>> start Recorded information

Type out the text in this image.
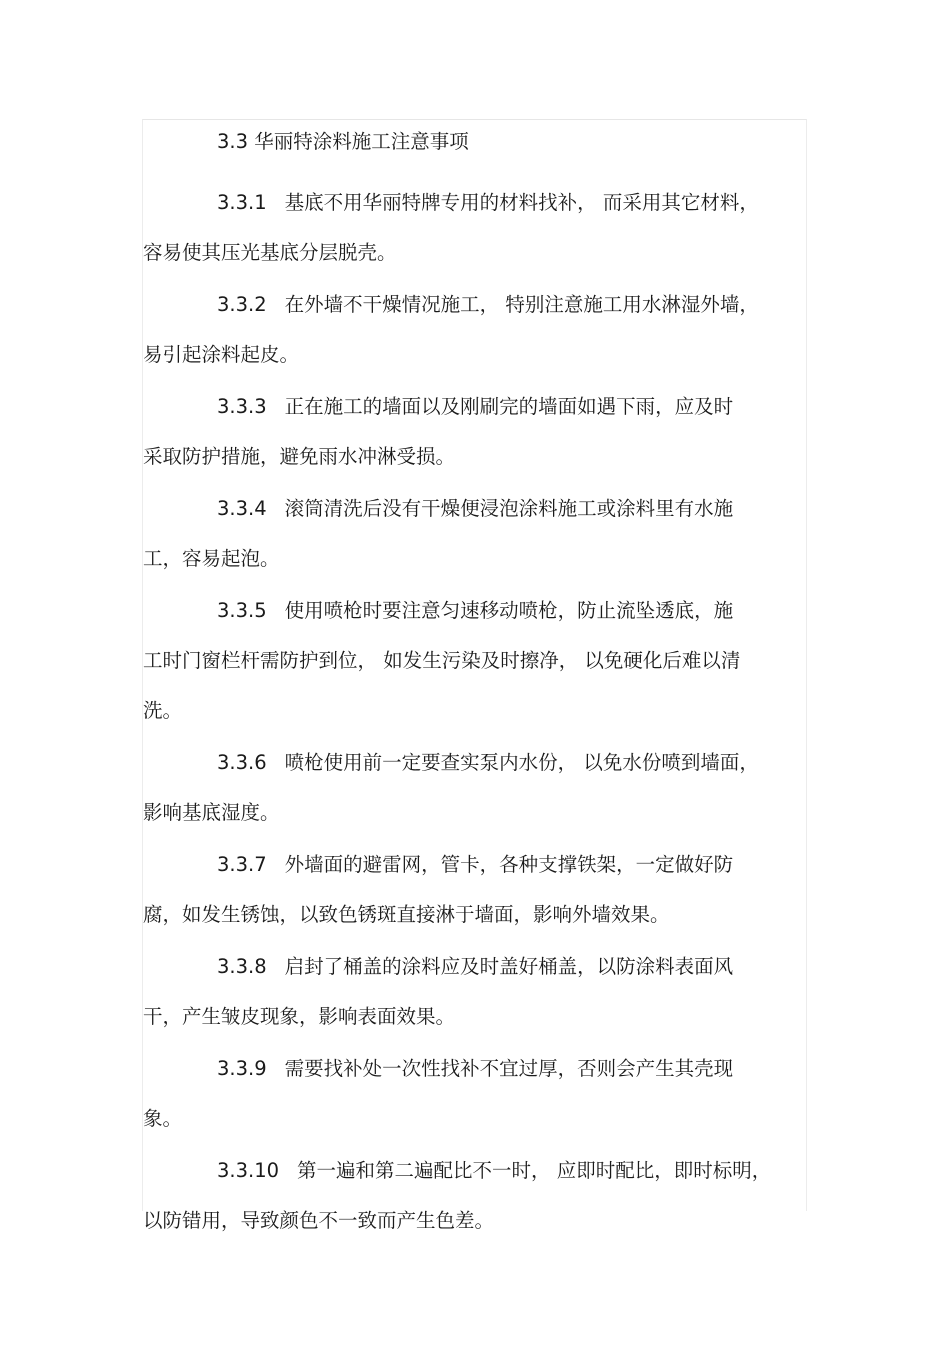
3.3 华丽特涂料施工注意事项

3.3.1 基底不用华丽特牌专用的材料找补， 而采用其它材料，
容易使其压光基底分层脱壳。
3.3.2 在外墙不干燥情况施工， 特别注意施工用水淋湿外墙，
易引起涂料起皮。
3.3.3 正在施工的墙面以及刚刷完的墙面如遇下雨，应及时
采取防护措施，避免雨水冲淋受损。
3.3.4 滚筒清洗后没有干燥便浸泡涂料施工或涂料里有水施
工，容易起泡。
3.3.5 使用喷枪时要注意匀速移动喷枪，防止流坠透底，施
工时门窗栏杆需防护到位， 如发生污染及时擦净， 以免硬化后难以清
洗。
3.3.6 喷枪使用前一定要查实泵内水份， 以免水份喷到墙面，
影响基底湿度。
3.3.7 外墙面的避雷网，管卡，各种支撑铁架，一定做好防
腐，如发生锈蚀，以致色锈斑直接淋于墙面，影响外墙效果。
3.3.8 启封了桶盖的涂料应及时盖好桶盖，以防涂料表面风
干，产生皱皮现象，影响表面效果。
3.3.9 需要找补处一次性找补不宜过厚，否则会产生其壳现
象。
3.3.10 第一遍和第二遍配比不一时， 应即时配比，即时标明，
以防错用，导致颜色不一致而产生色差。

>> end Recorded information
>> start Recorded information

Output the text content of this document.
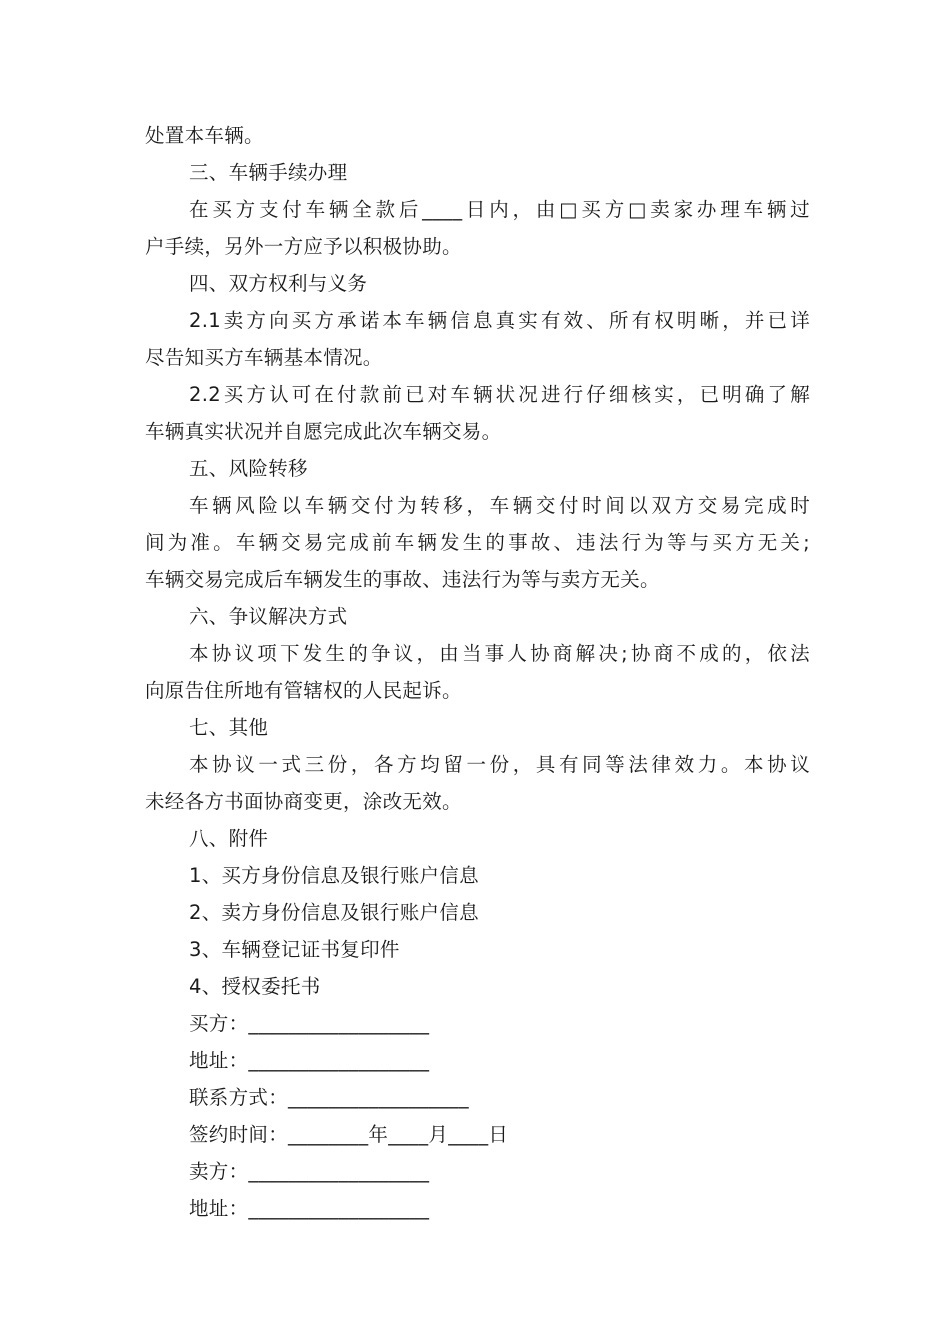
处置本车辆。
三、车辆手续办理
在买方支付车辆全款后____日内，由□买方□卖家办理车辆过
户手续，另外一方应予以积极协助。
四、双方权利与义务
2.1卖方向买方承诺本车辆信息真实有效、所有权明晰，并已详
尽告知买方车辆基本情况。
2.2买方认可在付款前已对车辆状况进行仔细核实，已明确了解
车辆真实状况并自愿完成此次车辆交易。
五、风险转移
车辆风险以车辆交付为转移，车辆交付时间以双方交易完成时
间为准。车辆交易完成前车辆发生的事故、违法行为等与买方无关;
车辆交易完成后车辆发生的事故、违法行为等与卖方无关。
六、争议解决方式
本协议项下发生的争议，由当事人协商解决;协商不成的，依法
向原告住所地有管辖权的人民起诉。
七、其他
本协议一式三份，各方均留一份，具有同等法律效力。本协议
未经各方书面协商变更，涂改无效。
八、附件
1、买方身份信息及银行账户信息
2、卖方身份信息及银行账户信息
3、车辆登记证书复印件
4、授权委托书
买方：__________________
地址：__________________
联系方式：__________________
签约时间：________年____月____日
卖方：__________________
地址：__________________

>> end Recorded information

◆ **What you should do**
Take every line containing the word "this" and copy it.

◆ **Solution to the exercise**
Type out the text in this image.
Output the text content of this document.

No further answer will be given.